## GOAL
Repeat the listing in full, preserving every character.

----- RECORDS

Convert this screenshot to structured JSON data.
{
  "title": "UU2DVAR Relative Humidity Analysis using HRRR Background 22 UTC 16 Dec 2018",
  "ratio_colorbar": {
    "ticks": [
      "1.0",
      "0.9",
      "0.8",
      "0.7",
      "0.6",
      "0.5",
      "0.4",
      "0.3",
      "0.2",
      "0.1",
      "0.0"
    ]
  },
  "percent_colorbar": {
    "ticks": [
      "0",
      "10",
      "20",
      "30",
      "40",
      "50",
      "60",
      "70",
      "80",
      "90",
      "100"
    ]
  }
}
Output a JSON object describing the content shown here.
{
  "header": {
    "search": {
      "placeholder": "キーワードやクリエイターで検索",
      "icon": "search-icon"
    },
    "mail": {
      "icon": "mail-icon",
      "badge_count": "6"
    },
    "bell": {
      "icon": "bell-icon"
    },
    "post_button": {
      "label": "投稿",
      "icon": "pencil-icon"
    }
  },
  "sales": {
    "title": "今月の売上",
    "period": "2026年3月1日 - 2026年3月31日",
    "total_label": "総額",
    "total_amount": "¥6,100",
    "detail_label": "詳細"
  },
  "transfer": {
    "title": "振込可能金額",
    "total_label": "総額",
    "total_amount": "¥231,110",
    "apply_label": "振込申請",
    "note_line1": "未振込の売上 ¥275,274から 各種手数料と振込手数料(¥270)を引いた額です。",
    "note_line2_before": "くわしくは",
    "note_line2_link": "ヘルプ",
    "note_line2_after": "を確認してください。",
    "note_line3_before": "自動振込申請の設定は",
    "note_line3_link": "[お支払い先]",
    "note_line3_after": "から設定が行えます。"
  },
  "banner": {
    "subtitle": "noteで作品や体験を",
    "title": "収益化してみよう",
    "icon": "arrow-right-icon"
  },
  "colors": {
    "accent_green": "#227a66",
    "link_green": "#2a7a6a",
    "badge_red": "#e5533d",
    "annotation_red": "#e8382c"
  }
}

----------

## SOLUTION FOR THIS EXERCISE
Convert this screenshot to structured JSON data.
{
  "title": "UU2DVAR Relative Humidity Analysis using HRRR Background 22 UTC 16 Dec 2018",
  "ratio_colorbar": {
    "ticks": [
      "1.0",
      "0.9",
      "0.8",
      "0.7",
      "0.6",
      "0.5",
      "0.4",
      "0.3",
      "0.2",
      "0.1",
      "0.0"
    ]
  },
  "percent_colorbar": {
    "ticks": [
      "0",
      "10",
      "20",
      "30",
      "40",
      "50",
      "60",
      "70",
      "80",
      "90",
      "100"
    ]
  }
}
Output a JSON object describing the content shown here.
{
  "header": {
    "search": {
      "placeholder": "キーワードやクリエイターで検索",
      "icon": "search-icon"
    },
    "mail": {
      "icon": "mail-icon",
      "badge_count": "6"
    },
    "bell": {
      "icon": "bell-icon"
    },
    "post_button": {
      "label": "投稿",
      "icon": "pencil-icon"
    }
  },
  "sales": {
    "title": "今月の売上",
    "period": "2026年3月1日 - 2026年3月31日",
    "total_label": "総額",
    "total_amount": "¥6,100",
    "detail_label": "詳細"
  },
  "transfer": {
    "title": "振込可能金額",
    "total_label": "総額",
    "total_amount": "¥231,110",
    "apply_label": "振込申請",
    "note_line1": "未振込の売上 ¥275,274から 各種手数料と振込手数料(¥270)を引いた額です。",
    "note_line2_before": "くわしくは",
    "note_line2_link": "ヘルプ",
    "note_line2_after": "を確認してください。",
    "note_line3_before": "自動振込申請の設定は",
    "note_line3_link": "[お支払い先]",
    "note_line3_after": "から設定が行えます。"
  },
  "banner": {
    "subtitle": "noteで作品や体験を",
    "title": "収益化してみよう",
    "icon": "arrow-right-icon"
  },
  "colors": {
    "accent_green": "#227a66",
    "link_green": "#2a7a6a",
    "badge_red": "#e5533d",
    "annotation_red": "#e8382c"
  }
}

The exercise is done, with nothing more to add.